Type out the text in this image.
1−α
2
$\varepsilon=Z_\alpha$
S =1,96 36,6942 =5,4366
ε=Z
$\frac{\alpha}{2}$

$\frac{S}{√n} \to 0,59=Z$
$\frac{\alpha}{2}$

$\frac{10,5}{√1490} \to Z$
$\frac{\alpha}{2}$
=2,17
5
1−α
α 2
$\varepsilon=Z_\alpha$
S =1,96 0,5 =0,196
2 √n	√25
..........
#### Instructions for the task
Reproduce the records word for word.

#### Reply
Type out the text in this image.
1−α
2
$\varepsilon=Z_\alpha$
S =1,96 36,6942 =5,4366
ε=Z
$\frac{\alpha}{2}$

$\frac{S}{√n} \to 0,59=Z$
$\frac{\alpha}{2}$

$\frac{10,5}{√1490} \to Z$
$\frac{\alpha}{2}$
=2,17
5
1−α
α 2
$\varepsilon=Z_\alpha$
S =1,96 0,5 =0,196
2 √n	√25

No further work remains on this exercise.